> PROBLEM STATEMENT
Write out every entry exactly as given, but omit the pictures.

> TASK MATERIAL
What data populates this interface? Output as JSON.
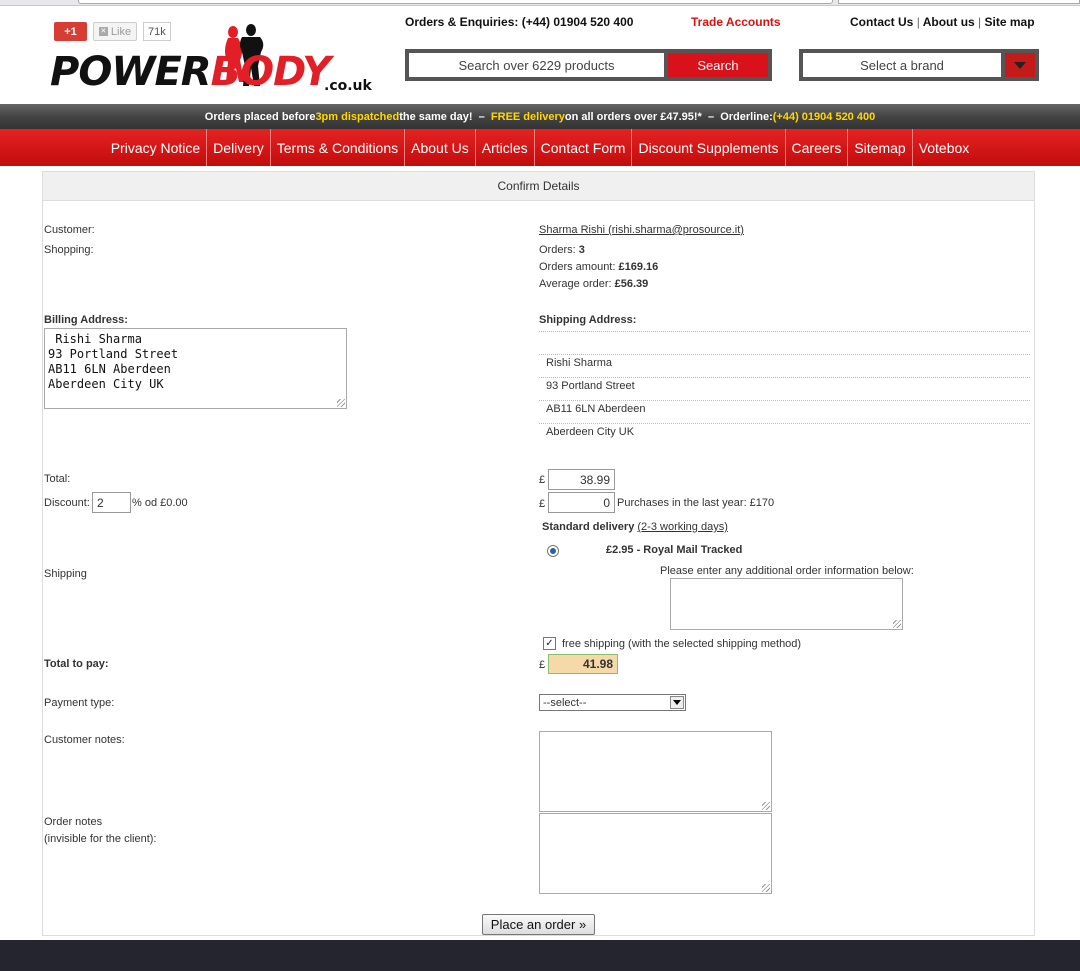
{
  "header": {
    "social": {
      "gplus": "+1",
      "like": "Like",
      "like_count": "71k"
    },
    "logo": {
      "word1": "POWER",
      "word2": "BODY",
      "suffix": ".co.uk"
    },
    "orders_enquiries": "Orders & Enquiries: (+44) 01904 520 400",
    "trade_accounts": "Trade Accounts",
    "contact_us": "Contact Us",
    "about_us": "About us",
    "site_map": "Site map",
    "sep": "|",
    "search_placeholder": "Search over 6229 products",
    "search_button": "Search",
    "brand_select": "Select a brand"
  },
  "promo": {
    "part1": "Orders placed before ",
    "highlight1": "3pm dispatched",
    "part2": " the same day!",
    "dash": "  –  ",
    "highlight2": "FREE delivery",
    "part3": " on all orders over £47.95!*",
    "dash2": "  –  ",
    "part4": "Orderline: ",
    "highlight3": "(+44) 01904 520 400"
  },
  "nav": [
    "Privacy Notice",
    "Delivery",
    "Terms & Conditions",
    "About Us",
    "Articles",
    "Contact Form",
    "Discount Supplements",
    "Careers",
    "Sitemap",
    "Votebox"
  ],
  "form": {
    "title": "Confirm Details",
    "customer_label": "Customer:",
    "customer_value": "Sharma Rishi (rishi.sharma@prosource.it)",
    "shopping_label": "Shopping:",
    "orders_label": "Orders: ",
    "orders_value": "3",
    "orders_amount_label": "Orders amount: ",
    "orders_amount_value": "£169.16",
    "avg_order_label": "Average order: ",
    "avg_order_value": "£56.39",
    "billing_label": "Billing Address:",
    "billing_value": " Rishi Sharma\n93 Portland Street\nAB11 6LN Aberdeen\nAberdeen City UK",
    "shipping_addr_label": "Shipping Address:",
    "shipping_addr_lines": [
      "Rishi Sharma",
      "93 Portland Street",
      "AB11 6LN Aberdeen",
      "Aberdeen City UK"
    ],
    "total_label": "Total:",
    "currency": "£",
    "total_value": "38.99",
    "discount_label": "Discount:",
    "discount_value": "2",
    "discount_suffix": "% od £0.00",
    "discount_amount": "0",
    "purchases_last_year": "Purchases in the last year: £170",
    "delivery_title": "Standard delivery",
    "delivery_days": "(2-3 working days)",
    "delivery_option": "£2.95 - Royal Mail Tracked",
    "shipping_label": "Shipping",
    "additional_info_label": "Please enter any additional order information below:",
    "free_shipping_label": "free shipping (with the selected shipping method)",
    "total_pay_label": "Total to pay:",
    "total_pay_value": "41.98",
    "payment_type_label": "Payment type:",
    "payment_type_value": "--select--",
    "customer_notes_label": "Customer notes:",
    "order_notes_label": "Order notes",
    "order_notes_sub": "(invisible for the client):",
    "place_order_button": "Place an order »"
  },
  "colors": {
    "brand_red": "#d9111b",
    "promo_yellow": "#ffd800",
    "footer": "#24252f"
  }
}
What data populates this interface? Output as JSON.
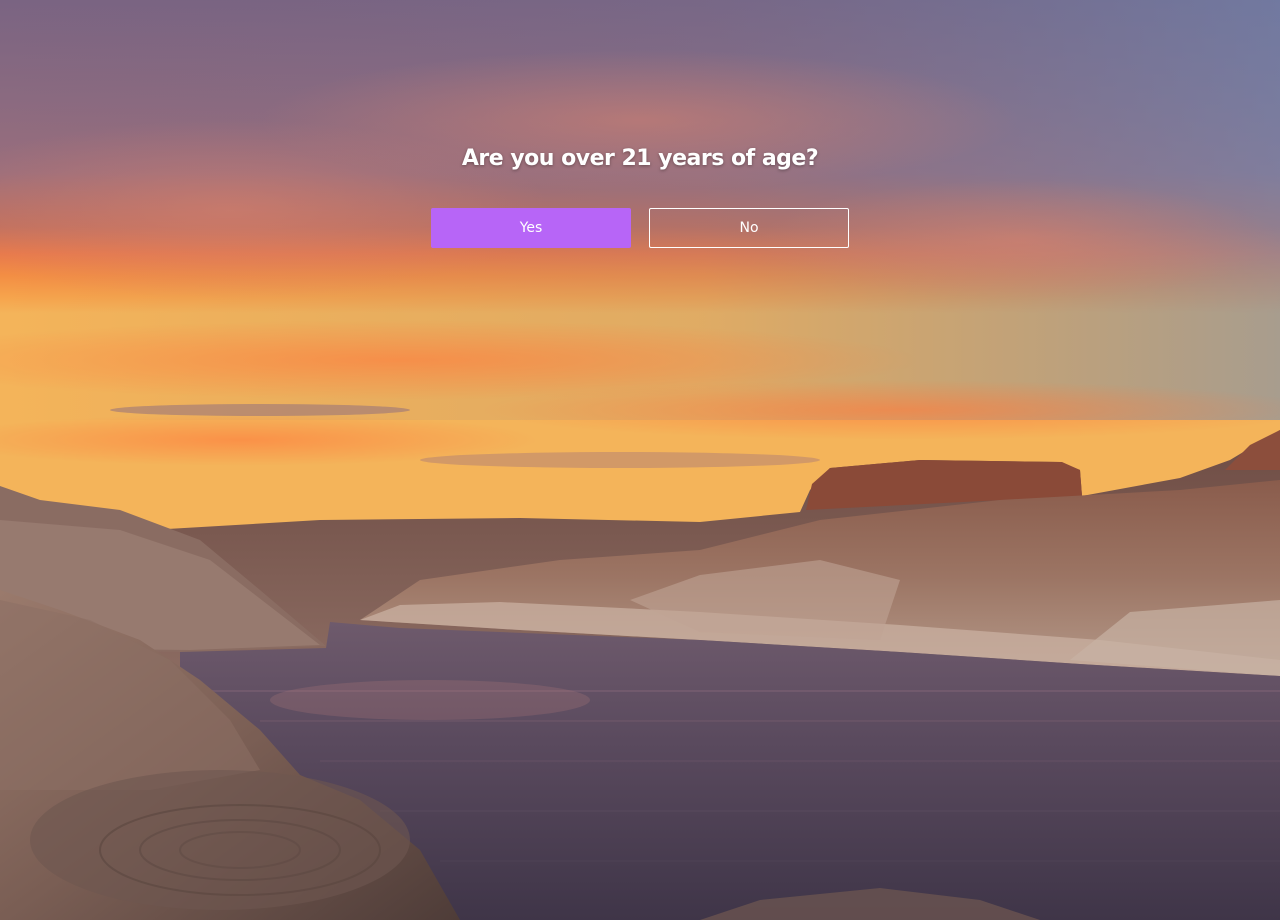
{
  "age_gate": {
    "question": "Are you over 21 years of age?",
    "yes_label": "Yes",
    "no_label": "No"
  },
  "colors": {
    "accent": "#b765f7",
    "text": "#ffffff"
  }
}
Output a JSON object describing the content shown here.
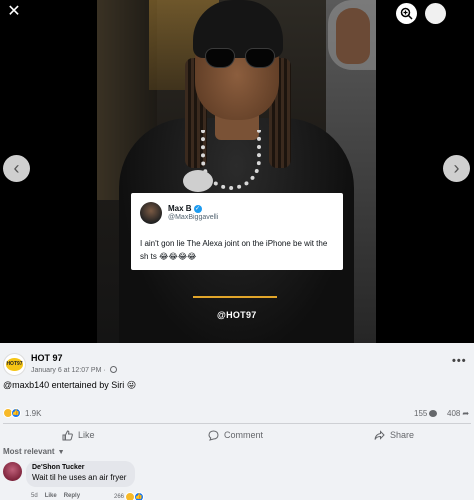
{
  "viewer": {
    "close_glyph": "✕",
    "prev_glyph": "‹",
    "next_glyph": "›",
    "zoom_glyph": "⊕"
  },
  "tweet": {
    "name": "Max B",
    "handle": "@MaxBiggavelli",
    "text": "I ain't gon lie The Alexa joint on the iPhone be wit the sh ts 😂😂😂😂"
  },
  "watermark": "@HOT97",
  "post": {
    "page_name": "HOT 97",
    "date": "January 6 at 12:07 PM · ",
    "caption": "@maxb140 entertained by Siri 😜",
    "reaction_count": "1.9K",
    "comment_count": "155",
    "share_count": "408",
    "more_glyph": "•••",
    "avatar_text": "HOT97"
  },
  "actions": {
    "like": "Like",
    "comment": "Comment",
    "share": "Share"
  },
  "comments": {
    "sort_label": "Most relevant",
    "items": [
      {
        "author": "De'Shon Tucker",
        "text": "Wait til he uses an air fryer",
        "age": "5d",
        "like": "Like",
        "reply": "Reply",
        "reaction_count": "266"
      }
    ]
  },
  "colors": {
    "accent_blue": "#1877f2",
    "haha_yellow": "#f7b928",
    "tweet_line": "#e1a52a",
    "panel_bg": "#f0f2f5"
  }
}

> SOLVED PROBLEM
What data populates this interface? Output as JSON.
{
  "header": {
    "social": {
      "gplus": "+1",
      "like": "Like",
      "like_count": "71k"
    },
    "logo": {
      "word1": "POWER",
      "word2": "BODY",
      "suffix": ".co.uk"
    },
    "orders_enquiries": "Orders & Enquiries: (+44) 01904 520 400",
    "trade_accounts": "Trade Accounts",
    "contact_us": "Contact Us",
    "about_us": "About us",
    "site_map": "Site map",
    "sep": "|",
    "search_placeholder": "Search over 6229 products",
    "search_button": "Search",
    "brand_select": "Select a brand"
  },
  "promo": {
    "part1": "Orders placed before ",
    "highlight1": "3pm dispatched",
    "part2": " the same day!",
    "dash": "  –  ",
    "highlight2": "FREE delivery",
    "part3": " on all orders over £47.95!*",
    "dash2": "  –  ",
    "part4": "Orderline: ",
    "highlight3": "(+44) 01904 520 400"
  },
  "nav": [
    "Privacy Notice",
    "Delivery",
    "Terms & Conditions",
    "About Us",
    "Articles",
    "Contact Form",
    "Discount Supplements",
    "Careers",
    "Sitemap",
    "Votebox"
  ],
  "form": {
    "title": "Confirm Details",
    "customer_label": "Customer:",
    "customer_value": "Sharma Rishi (rishi.sharma@prosource.it)",
    "shopping_label": "Shopping:",
    "orders_label": "Orders: ",
    "orders_value": "3",
    "orders_amount_label": "Orders amount: ",
    "orders_amount_value": "£169.16",
    "avg_order_label": "Average order: ",
    "avg_order_value": "£56.39",
    "billing_label": "Billing Address:",
    "billing_value": " Rishi Sharma\n93 Portland Street\nAB11 6LN Aberdeen\nAberdeen City UK",
    "shipping_addr_label": "Shipping Address:",
    "shipping_addr_lines": [
      "Rishi Sharma",
      "93 Portland Street",
      "AB11 6LN Aberdeen",
      "Aberdeen City UK"
    ],
    "total_label": "Total:",
    "currency": "£",
    "total_value": "38.99",
    "discount_label": "Discount:",
    "discount_value": "2",
    "discount_suffix": "% od £0.00",
    "discount_amount": "0",
    "purchases_last_year": "Purchases in the last year: £170",
    "delivery_title": "Standard delivery",
    "delivery_days": "(2-3 working days)",
    "delivery_option": "£2.95 - Royal Mail Tracked",
    "shipping_label": "Shipping",
    "additional_info_label": "Please enter any additional order information below:",
    "free_shipping_label": "free shipping (with the selected shipping method)",
    "total_pay_label": "Total to pay:",
    "total_pay_value": "41.98",
    "payment_type_label": "Payment type:",
    "payment_type_value": "--select--",
    "customer_notes_label": "Customer notes:",
    "order_notes_label": "Order notes",
    "order_notes_sub": "(invisible for the client):",
    "place_order_button": "Place an order »"
  },
  "colors": {
    "brand_red": "#d9111b",
    "promo_yellow": "#ffd800",
    "footer": "#24252f"
  }
}
What data populates this interface? Output as JSON.
{
  "age_gate": {
    "question": "Are you over 21 years of age?",
    "yes_label": "Yes",
    "no_label": "No"
  },
  "colors": {
    "accent": "#b765f7",
    "text": "#ffffff"
  }
}
Output a JSON object describing the content shown here.
{
  "viewer": {
    "close_glyph": "✕",
    "prev_glyph": "‹",
    "next_glyph": "›",
    "zoom_glyph": "⊕"
  },
  "tweet": {
    "name": "Max B",
    "handle": "@MaxBiggavelli",
    "text": "I ain't gon lie The Alexa joint on the iPhone be wit the sh ts 😂😂😂😂"
  },
  "watermark": "@HOT97",
  "post": {
    "page_name": "HOT 97",
    "date": "January 6 at 12:07 PM · ",
    "caption": "@maxb140 entertained by Siri 😜",
    "reaction_count": "1.9K",
    "comment_count": "155",
    "share_count": "408",
    "more_glyph": "•••",
    "avatar_text": "HOT97"
  },
  "actions": {
    "like": "Like",
    "comment": "Comment",
    "share": "Share"
  },
  "comments": {
    "sort_label": "Most relevant",
    "items": [
      {
        "author": "De'Shon Tucker",
        "text": "Wait til he uses an air fryer",
        "age": "5d",
        "like": "Like",
        "reply": "Reply",
        "reaction_count": "266"
      }
    ]
  },
  "colors": {
    "accent_blue": "#1877f2",
    "haha_yellow": "#f7b928",
    "tweet_line": "#e1a52a",
    "panel_bg": "#f0f2f5"
  }
}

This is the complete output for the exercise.